─── RECORD EXCERPTS ───

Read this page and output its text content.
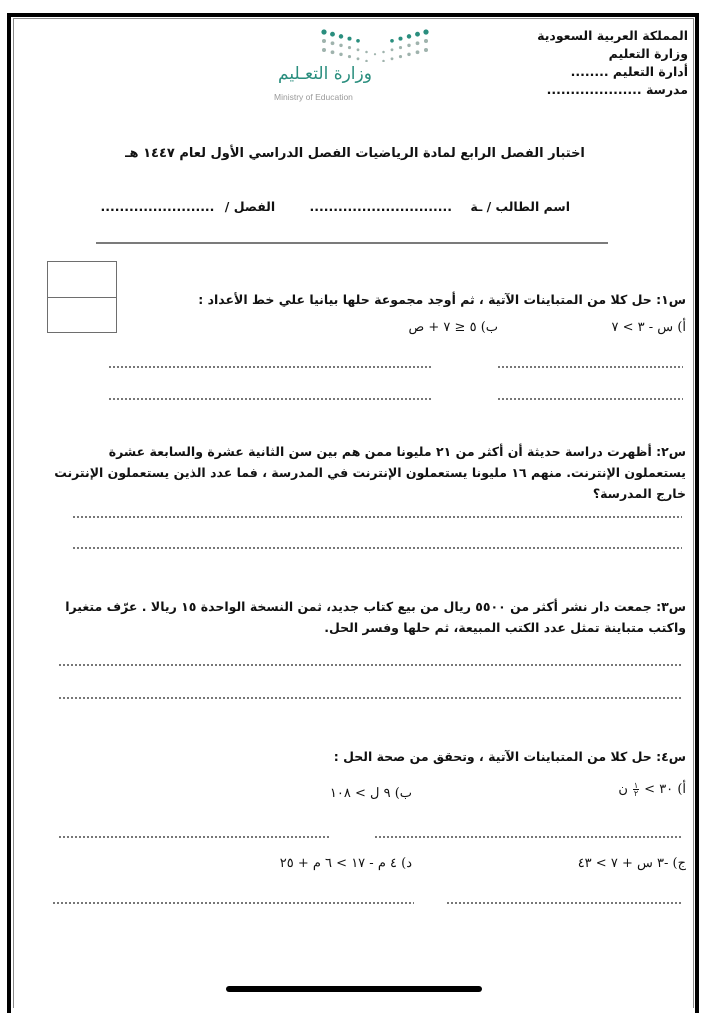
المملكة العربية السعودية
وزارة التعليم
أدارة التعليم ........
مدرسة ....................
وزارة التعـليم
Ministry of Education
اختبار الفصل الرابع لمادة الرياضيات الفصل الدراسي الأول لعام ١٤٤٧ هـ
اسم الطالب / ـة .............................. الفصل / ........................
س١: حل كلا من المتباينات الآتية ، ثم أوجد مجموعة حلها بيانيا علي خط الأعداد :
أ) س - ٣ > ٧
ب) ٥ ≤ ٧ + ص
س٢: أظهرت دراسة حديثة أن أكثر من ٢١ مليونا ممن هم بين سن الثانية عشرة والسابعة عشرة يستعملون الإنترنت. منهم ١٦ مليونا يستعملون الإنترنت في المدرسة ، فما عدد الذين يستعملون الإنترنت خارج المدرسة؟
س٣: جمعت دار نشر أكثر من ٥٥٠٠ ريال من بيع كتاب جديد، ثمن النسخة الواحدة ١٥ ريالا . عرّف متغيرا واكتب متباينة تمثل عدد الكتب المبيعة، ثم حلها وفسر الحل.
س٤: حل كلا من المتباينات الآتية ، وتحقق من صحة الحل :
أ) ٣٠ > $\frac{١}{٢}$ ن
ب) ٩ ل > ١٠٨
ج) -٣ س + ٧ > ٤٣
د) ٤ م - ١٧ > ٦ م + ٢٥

───
─── RECORD EXCERPTS ───

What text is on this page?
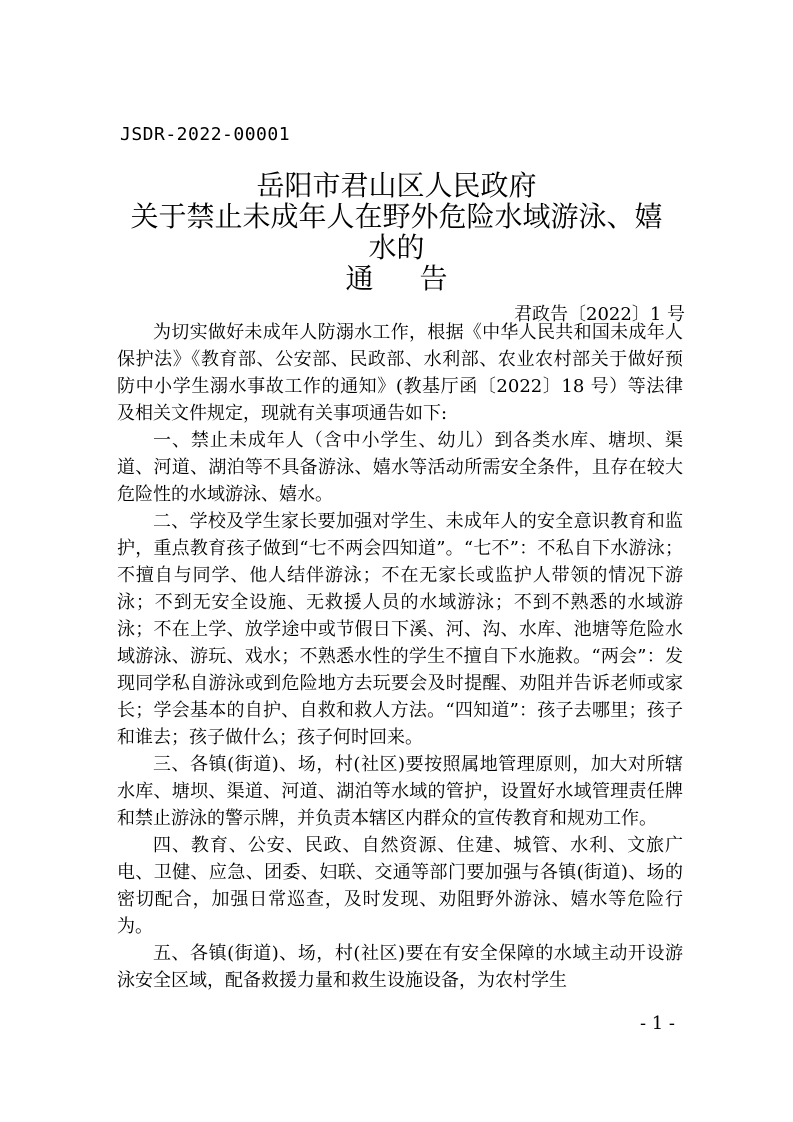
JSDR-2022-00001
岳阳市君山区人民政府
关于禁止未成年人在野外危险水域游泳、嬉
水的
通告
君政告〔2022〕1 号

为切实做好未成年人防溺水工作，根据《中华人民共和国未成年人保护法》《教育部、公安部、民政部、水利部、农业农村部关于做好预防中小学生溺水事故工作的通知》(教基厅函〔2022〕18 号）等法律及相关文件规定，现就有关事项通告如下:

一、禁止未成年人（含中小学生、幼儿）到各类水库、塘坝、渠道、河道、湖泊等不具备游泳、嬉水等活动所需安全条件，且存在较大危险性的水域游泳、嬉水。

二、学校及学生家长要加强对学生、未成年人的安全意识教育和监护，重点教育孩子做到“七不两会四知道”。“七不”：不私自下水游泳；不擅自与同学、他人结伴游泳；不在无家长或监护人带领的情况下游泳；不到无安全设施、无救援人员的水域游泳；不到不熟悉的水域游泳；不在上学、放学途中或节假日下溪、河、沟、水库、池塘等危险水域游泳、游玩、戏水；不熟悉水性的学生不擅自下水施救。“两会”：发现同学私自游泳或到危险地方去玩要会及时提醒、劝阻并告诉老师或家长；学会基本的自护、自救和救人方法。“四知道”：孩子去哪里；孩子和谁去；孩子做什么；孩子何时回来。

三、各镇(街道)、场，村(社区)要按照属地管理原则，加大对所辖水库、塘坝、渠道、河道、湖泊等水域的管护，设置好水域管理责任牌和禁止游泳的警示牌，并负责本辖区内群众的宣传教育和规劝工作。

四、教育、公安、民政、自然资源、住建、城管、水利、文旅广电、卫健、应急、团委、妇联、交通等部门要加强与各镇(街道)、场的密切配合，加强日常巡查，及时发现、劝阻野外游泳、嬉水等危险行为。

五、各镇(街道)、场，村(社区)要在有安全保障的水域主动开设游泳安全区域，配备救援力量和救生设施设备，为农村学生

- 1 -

───

- [TASK STATEMENT]:
Show every line from the entries above in which "page" appears.

- [EXPECTED OUTPUT]:
Read this page and output its text content.
What text is on this page?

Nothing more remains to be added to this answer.